→ **Questions on the material**
(a) In the piece on respectful communication in text chat below, translate this sentence into Spanish: "You didn’t mean it, but there is a victim."
(b) According to the piece on respectful communication in text chat below, what app was used for text chat at Gray Hill Solutions?
(c) Extend the piece on respectful communication in text chat below, picking up after its final sentence.

→ **Page extract**

-- Opening Marker --

Taking a few moments to look at a message, read it from the POV of the recipient, and editing as necessary saves tons of wasted time and emotion and ensures that we are doing our part for having a respectful communication.

What we are doing is noting that we as individuals didn’t mean to say something annoying, but we did because the system (text chat) is cold and impersonal and the words we write and read are also cold and impersonal. When are they not? Well, let’s look at the image again and note when warmth and humanity showed up.

You love them, you hate them, but humanity showed up with the emojis. … Used correctly.

If I’d typed “After we release the class. :-) ”, that smiley would be mocking. That would be the very definition of tone deaf, which is when we don’t consider how others will interpret something we say before we say it and facilitate anything but respectful communication.

We’ve all been there as well.

We’ve also been in the long conversations with others saying “That’s not what I meant.” Well, it’s much like manslaughter. You didn’t mean it, but there is a victim. The victim is real and so is your trial.

So rather than whine about what we meant for hours on end, why don’t we just say the right thing at the right time?

How to Implement Respectful Communication

Back when text chat was novel, at Gray Hill Solutions we were using Trillian, an app that let us chat with IRC, Yahoo Messenger, and a host of other platforms. William Rowden and I got into some very heated arguments using Trillian that we solved in about 30 seconds when we stopped angrily typing and picked up the phone. I remember the pinnacle of this where we were each in our offices typing angrily. There was a window between our offices that, if it weren’t there, we could literally reach across the desks and touch each other.

Yet there we were pounding on the keyboards, the aggression we and everyone else could hear, and finally one of us picked up the phone and called the other and said, “I love you!”

And we looked at each other through the window and laughed.

We agreed that day that if we were ever on one particular medium, and things got tense, we’d switch to a different mode of more respectful communication. Toni and I kept that implementation of respect at Modus. We’ve augmented it, over time, to include things like in the exchange today.

-- Closing Marker --

→ **Data extract**

-- Opening Marker --

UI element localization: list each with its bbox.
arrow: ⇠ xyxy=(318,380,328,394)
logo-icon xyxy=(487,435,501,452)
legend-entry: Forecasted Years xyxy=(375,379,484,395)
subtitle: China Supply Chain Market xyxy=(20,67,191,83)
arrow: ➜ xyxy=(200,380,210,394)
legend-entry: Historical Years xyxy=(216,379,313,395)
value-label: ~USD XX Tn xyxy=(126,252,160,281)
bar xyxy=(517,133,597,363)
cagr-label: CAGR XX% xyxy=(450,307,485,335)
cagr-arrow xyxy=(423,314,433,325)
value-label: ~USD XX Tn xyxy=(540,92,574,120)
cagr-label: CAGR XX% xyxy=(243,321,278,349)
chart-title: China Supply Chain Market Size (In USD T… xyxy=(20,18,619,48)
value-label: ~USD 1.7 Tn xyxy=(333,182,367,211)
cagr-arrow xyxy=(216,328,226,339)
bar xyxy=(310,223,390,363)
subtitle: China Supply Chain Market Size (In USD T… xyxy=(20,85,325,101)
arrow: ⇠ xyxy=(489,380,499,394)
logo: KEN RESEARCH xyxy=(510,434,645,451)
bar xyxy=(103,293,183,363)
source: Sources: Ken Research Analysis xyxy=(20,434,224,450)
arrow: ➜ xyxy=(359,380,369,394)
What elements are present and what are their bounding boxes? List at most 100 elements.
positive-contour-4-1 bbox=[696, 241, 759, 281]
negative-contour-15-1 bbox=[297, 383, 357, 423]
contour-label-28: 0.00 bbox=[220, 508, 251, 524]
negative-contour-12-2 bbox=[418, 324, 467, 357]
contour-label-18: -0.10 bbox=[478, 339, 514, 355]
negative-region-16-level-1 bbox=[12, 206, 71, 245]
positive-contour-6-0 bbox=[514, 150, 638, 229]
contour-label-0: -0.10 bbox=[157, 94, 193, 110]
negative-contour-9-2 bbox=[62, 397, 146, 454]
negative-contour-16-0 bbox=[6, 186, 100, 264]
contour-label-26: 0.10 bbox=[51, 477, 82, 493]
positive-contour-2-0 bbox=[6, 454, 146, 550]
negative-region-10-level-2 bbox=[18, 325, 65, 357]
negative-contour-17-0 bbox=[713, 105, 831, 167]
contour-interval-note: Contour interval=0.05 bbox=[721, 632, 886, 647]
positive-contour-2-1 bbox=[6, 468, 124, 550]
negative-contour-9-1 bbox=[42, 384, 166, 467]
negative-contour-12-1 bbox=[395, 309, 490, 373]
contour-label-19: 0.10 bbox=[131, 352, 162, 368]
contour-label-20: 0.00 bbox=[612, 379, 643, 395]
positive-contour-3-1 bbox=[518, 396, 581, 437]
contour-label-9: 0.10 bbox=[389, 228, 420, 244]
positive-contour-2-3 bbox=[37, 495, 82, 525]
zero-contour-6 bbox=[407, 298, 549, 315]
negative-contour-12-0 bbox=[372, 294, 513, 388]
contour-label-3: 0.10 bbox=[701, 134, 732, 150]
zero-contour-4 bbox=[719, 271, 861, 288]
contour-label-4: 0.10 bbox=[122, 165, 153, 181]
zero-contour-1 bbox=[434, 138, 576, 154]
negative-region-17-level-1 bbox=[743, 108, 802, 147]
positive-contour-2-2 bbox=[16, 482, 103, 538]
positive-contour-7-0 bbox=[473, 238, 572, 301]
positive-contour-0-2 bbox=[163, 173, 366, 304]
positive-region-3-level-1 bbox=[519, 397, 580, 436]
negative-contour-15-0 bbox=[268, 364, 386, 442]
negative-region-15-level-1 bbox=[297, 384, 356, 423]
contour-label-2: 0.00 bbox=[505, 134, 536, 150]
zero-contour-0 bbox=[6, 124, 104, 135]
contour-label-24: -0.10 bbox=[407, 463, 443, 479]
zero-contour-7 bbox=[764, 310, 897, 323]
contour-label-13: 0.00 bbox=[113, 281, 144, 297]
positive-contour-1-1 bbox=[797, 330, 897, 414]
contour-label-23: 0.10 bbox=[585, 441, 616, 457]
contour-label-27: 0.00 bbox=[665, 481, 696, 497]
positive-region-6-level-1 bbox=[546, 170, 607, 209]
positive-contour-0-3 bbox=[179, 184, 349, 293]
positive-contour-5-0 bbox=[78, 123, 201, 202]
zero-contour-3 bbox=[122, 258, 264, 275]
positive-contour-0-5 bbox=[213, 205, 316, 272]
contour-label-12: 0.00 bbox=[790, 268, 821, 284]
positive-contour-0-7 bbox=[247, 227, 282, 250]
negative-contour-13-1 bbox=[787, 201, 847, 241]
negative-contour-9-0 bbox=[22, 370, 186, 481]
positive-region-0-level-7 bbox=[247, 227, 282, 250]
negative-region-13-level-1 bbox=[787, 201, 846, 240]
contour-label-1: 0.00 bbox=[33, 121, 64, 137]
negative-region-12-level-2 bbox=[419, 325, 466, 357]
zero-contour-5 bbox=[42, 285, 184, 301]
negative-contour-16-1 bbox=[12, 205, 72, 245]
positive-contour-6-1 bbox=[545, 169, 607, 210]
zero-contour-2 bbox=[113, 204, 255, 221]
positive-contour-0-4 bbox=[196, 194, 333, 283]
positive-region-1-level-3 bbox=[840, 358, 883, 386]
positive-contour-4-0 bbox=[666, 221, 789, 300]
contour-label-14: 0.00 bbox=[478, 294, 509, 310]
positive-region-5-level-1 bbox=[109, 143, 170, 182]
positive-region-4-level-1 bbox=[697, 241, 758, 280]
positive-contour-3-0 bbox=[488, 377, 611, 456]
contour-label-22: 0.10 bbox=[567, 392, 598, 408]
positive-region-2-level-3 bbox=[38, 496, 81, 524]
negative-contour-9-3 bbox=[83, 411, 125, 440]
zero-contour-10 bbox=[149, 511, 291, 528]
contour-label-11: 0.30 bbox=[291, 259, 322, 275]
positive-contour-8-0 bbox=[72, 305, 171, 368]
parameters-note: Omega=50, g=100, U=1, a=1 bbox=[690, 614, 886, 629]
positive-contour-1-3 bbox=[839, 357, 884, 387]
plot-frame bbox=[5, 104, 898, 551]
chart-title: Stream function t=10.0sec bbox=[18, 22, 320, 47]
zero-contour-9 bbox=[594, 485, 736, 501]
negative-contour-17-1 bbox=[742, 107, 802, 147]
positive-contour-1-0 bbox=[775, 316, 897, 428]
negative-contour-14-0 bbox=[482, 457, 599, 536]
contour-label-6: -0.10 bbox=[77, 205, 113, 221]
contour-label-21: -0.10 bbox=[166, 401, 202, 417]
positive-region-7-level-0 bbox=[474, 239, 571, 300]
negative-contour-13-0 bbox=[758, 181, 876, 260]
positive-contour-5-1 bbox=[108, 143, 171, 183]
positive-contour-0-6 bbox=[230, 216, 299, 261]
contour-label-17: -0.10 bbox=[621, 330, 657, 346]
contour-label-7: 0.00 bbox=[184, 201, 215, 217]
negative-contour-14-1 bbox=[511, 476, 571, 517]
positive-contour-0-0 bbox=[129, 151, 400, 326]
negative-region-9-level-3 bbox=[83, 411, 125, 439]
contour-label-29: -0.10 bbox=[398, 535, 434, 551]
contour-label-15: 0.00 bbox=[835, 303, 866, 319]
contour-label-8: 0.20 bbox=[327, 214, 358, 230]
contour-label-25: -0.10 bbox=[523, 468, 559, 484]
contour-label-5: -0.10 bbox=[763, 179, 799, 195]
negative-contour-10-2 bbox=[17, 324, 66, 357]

-- Closing Marker --

→ **Answers for the exercise**
(a) No fue tu intención, pero hay una víctima.

(b) Trillian.

(c)
This is not easy. When you are busy and slack is going over and over again, you want to rip it from your screen and jump up and down on its face with golf shoes.

But that’s not how you enjoy respectful communication.

So we have other ways of taming the Slackish beast.

In the image above, I am marked as In the Studio (🎥) which means that I’m not going to respond to you on Slack for at least one hours. When the little camera icon shows up, everyone knows what I’m doing. I set Slack to silent and go to work.

Additionally, Tonianne (or Jim) is marked as being in a Pomodoro (🍅). That says basically the same thing, that Toni is in a focus mode for the next 25 minutes to an hour and she, too, will come back later and look at Slack.

These not only set expectations for replies in others but also in ourselves, we free ourselves from the existential overhead of working away, distracted by attention destroying thoughts like, “ohhh, something is going on in Slack, I should go look at Slack, because I’m not looking at Slack and someone just posted something else, oooh I wonder what they are saying, oh my god I don’t know!” Then you go and look and it’s something annoying and you type something quickly and…all hell breaks loose.

How To Operationalize Culture

It’s dangerous to think that our processes and tools are not our culture. They embody our real culture and often work against our desired or stated culture. In this case, chat utilities, which are crucial for keeping us working together and exchanging professional information in real-time, come into conflict with our need to focus, to create, and to complete work. They also, as we’ve seen, escalate things that never needed to be escalated. Indeed they can transform good will into bad.

We don’t want that.

The simple rules above are but a few in a limitless set of ways to work together and have respectful communication. Look for the conflicts in your team, look for the communication patterns behind them, then make costly misunderstandings go away.